Task -
Search the listing below for the string "JSON" and show each line that contains it.

Supplied entries -
_ _ _ _ _ _ _

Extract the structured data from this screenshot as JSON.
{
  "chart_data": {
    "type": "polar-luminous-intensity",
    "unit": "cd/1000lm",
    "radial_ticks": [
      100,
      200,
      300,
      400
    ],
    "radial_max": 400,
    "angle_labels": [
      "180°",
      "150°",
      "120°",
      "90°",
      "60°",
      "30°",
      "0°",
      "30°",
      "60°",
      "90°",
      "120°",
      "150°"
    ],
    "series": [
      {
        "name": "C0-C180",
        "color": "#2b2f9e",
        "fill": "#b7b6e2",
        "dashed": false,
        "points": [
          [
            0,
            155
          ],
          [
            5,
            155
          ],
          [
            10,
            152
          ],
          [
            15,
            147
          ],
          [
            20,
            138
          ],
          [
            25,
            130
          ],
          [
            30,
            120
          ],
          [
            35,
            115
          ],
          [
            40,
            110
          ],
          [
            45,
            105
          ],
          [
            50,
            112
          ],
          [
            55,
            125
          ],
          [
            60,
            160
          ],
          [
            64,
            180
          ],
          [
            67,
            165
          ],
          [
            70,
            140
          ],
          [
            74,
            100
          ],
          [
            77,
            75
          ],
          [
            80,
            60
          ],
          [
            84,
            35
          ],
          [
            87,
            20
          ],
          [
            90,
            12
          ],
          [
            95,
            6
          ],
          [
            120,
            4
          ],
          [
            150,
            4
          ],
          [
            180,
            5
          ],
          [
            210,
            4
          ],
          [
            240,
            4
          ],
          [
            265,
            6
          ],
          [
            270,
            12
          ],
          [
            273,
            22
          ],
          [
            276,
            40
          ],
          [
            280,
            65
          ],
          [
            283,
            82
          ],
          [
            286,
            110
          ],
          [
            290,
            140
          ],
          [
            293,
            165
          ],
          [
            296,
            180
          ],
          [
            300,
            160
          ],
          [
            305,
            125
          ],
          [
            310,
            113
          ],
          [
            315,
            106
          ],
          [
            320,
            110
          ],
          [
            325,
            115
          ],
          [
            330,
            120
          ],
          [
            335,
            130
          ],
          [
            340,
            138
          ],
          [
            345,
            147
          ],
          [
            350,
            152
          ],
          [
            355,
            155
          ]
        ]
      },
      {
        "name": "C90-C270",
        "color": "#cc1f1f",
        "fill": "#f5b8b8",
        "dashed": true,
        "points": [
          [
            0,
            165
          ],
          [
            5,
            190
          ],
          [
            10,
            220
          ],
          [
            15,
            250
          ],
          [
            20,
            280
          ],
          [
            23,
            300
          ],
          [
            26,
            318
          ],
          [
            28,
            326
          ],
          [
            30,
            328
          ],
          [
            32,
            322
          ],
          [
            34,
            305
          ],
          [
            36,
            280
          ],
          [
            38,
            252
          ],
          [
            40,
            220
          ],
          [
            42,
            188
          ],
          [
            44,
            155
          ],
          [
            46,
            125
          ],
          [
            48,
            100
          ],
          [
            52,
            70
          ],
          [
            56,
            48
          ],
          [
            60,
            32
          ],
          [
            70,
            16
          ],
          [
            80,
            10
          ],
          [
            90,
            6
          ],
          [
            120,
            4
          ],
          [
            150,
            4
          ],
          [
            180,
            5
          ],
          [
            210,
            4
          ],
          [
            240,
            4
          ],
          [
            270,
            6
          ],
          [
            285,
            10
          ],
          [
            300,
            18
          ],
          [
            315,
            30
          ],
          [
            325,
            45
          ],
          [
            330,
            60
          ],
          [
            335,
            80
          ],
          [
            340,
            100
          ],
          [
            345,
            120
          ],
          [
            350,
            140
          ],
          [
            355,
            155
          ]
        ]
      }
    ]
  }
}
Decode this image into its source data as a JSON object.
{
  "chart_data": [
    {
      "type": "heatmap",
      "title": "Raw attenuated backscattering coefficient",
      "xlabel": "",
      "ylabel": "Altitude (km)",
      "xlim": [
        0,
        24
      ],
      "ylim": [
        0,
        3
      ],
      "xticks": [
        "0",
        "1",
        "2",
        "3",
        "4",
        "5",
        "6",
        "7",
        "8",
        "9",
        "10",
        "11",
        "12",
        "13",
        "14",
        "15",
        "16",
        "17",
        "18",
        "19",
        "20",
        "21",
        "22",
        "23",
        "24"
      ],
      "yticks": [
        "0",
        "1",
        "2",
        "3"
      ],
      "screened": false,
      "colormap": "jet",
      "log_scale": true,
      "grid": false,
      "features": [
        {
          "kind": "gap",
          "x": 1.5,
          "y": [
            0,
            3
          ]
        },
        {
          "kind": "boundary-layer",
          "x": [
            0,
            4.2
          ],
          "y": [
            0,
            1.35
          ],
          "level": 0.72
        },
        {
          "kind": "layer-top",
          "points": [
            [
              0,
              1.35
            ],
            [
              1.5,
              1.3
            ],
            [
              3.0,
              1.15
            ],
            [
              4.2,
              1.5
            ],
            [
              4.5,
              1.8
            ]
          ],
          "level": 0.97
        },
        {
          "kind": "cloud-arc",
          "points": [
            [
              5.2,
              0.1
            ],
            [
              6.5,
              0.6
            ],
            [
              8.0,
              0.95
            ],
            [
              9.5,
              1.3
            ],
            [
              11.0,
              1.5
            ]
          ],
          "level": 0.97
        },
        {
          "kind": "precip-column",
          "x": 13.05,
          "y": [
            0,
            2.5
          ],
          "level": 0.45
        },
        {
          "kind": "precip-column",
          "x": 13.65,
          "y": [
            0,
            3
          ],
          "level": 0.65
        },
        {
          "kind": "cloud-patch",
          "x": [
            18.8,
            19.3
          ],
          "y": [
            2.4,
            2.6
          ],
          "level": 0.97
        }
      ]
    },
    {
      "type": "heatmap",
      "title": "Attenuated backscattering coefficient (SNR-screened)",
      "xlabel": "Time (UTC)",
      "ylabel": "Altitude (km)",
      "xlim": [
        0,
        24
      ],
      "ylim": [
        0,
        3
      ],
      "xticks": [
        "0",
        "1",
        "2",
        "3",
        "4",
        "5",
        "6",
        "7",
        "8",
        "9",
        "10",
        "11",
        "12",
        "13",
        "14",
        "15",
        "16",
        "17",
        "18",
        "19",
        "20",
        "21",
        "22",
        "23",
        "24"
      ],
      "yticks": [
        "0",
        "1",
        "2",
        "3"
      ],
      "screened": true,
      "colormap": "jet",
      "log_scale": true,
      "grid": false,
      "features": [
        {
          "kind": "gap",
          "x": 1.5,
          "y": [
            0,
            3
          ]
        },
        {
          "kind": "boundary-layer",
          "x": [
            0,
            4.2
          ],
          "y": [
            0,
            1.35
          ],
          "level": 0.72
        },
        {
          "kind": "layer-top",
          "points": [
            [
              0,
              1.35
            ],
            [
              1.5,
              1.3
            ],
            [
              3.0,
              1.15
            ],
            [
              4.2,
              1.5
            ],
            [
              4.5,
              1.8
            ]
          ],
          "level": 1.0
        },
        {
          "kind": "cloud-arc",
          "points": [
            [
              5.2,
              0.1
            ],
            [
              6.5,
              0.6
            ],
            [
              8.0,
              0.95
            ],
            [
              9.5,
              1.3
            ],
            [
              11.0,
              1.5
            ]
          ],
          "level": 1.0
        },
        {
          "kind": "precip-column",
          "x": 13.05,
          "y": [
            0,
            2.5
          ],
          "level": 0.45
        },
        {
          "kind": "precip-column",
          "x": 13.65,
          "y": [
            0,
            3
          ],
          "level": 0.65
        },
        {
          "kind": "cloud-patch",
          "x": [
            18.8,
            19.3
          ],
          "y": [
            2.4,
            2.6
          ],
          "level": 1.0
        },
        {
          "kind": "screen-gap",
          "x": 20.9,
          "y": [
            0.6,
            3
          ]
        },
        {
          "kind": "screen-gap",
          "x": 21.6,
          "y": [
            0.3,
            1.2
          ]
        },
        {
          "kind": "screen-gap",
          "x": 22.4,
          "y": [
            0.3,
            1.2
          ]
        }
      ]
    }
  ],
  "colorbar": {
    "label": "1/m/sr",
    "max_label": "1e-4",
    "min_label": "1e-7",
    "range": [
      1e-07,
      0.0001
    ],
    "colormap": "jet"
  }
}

_ _ _ _ _ _ _

Response -
Extract the structured data from this screenshot as JSON.
Decode this image into its source data as a JSON object.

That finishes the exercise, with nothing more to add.